What this task involves
In the copy, keep every record exact and leave out all images.

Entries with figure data

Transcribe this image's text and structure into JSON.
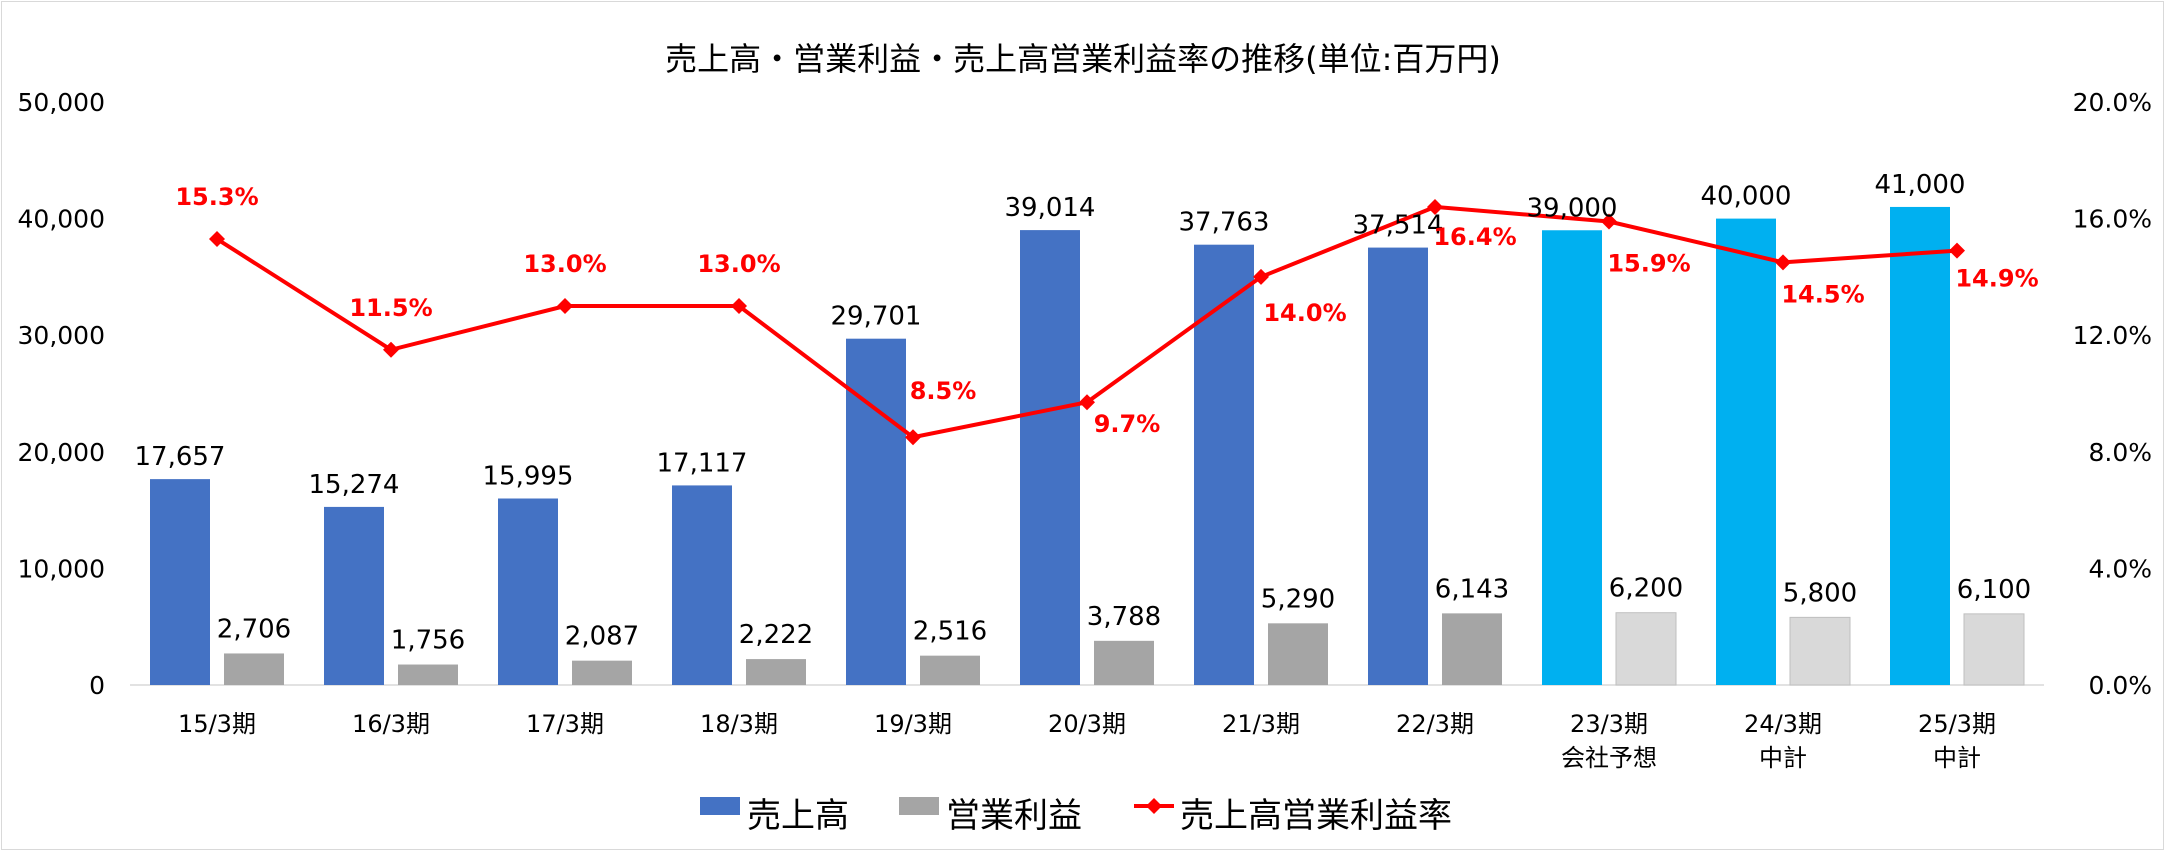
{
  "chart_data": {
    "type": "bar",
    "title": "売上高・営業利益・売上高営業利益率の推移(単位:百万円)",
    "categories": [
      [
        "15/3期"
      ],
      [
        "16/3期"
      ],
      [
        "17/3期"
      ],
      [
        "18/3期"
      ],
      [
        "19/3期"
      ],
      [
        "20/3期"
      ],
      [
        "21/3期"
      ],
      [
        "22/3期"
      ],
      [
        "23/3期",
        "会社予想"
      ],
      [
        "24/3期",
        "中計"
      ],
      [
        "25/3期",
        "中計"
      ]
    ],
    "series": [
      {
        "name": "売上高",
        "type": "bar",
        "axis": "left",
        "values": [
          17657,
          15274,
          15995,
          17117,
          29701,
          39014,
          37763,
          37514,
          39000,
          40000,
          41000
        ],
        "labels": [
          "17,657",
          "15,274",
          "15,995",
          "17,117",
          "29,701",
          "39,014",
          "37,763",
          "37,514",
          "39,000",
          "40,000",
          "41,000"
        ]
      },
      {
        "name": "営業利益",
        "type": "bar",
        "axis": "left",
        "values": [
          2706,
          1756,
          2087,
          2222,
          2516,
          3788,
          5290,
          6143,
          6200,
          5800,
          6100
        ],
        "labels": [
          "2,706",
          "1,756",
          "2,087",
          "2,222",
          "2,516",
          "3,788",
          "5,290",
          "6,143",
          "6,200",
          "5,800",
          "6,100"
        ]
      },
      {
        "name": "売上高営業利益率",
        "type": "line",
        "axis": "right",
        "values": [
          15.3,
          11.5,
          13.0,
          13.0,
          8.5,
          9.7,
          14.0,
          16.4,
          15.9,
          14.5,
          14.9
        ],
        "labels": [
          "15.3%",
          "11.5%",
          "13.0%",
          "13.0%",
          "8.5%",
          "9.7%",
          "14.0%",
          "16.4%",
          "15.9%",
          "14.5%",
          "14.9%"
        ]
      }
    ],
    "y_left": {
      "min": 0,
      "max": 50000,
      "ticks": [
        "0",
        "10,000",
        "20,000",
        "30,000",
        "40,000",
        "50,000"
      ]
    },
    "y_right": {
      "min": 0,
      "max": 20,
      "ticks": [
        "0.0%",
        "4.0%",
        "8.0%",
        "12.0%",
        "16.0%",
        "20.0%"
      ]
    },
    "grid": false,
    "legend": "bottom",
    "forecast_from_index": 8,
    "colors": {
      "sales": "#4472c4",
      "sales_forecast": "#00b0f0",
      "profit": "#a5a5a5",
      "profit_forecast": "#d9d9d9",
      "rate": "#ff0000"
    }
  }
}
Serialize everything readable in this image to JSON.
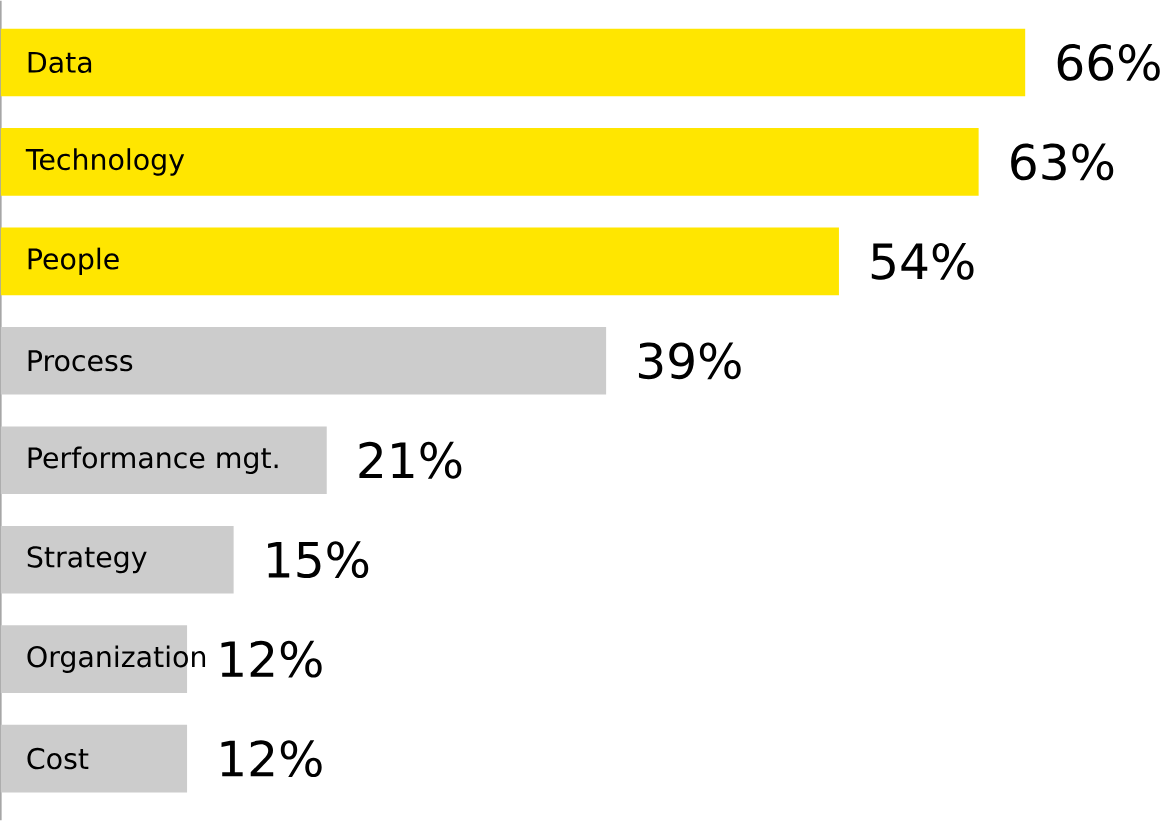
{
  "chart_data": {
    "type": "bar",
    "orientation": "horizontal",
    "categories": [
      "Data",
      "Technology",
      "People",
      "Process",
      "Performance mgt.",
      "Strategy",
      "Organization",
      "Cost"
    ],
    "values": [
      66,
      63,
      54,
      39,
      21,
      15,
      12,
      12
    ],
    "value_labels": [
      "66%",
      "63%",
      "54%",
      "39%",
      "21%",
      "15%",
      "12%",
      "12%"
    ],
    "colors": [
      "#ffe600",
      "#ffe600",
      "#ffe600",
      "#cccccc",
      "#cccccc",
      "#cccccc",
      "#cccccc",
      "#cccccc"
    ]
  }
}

Task answer
Transcribe this image's text and structure into JSON.
{
  "chart_data": {
    "type": "bar",
    "title": "売上高・営業利益・売上高営業利益率の推移(単位:百万円)",
    "categories": [
      [
        "15/3期"
      ],
      [
        "16/3期"
      ],
      [
        "17/3期"
      ],
      [
        "18/3期"
      ],
      [
        "19/3期"
      ],
      [
        "20/3期"
      ],
      [
        "21/3期"
      ],
      [
        "22/3期"
      ],
      [
        "23/3期",
        "会社予想"
      ],
      [
        "24/3期",
        "中計"
      ],
      [
        "25/3期",
        "中計"
      ]
    ],
    "series": [
      {
        "name": "売上高",
        "type": "bar",
        "axis": "left",
        "values": [
          17657,
          15274,
          15995,
          17117,
          29701,
          39014,
          37763,
          37514,
          39000,
          40000,
          41000
        ],
        "labels": [
          "17,657",
          "15,274",
          "15,995",
          "17,117",
          "29,701",
          "39,014",
          "37,763",
          "37,514",
          "39,000",
          "40,000",
          "41,000"
        ]
      },
      {
        "name": "営業利益",
        "type": "bar",
        "axis": "left",
        "values": [
          2706,
          1756,
          2087,
          2222,
          2516,
          3788,
          5290,
          6143,
          6200,
          5800,
          6100
        ],
        "labels": [
          "2,706",
          "1,756",
          "2,087",
          "2,222",
          "2,516",
          "3,788",
          "5,290",
          "6,143",
          "6,200",
          "5,800",
          "6,100"
        ]
      },
      {
        "name": "売上高営業利益率",
        "type": "line",
        "axis": "right",
        "values": [
          15.3,
          11.5,
          13.0,
          13.0,
          8.5,
          9.7,
          14.0,
          16.4,
          15.9,
          14.5,
          14.9
        ],
        "labels": [
          "15.3%",
          "11.5%",
          "13.0%",
          "13.0%",
          "8.5%",
          "9.7%",
          "14.0%",
          "16.4%",
          "15.9%",
          "14.5%",
          "14.9%"
        ]
      }
    ],
    "y_left": {
      "min": 0,
      "max": 50000,
      "ticks": [
        "0",
        "10,000",
        "20,000",
        "30,000",
        "40,000",
        "50,000"
      ]
    },
    "y_right": {
      "min": 0,
      "max": 20,
      "ticks": [
        "0.0%",
        "4.0%",
        "8.0%",
        "12.0%",
        "16.0%",
        "20.0%"
      ]
    },
    "grid": false,
    "legend": "bottom",
    "forecast_from_index": 8,
    "colors": {
      "sales": "#4472c4",
      "sales_forecast": "#00b0f0",
      "profit": "#a5a5a5",
      "profit_forecast": "#d9d9d9",
      "rate": "#ff0000"
    }
  }
}
Serialize everything readable in this image to JSON.
{
  "chart_data": {
    "type": "bar",
    "orientation": "horizontal",
    "categories": [
      "Data",
      "Technology",
      "People",
      "Process",
      "Performance mgt.",
      "Strategy",
      "Organization",
      "Cost"
    ],
    "values": [
      66,
      63,
      54,
      39,
      21,
      15,
      12,
      12
    ],
    "value_labels": [
      "66%",
      "63%",
      "54%",
      "39%",
      "21%",
      "15%",
      "12%",
      "12%"
    ],
    "colors": [
      "#ffe600",
      "#ffe600",
      "#ffe600",
      "#cccccc",
      "#cccccc",
      "#cccccc",
      "#cccccc",
      "#cccccc"
    ]
  }
}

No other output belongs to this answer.